### Required work:
Could you copy every line from the material below in which "pénitentiaires" appears?

### Source records:
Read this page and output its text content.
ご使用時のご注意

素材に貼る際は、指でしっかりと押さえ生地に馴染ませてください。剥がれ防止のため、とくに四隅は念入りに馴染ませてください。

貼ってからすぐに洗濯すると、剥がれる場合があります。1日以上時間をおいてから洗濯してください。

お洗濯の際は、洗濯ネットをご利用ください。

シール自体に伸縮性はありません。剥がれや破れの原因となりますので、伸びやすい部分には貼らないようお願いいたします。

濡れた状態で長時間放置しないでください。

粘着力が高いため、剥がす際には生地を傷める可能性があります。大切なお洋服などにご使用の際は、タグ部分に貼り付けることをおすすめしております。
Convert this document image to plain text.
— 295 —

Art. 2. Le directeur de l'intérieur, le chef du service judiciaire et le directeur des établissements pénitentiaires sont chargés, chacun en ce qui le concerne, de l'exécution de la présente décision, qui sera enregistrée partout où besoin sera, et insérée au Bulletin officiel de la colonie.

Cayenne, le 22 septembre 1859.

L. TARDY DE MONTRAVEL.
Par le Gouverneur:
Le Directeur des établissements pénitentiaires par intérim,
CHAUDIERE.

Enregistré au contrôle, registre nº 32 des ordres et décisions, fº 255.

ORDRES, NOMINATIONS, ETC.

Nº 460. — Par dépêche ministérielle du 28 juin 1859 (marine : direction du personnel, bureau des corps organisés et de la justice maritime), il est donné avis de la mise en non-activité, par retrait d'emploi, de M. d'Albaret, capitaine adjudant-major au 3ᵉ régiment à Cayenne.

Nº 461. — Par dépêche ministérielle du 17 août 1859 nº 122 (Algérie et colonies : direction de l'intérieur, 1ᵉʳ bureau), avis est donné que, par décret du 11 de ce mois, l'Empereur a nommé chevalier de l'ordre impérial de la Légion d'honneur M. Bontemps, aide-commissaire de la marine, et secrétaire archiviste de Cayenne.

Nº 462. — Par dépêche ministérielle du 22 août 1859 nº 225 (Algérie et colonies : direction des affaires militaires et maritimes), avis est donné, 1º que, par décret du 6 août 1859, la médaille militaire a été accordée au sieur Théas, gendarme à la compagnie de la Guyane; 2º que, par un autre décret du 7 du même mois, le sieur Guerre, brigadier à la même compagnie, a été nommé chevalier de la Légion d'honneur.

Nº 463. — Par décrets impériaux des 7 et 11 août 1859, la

### Task solution:
Art. 2. Le directeur de l'intérieur, le chef du service judiciaire et le directeur des établissements pénitentiaires sont chargés, chacun en ce qui le concerne, de l'exécution de la présente décision, qui sera enregistrée partout où besoin sera, et insérée au Bulletin officiel de la colonie.
Le Directeur des établissements pénitentiaires par intérim,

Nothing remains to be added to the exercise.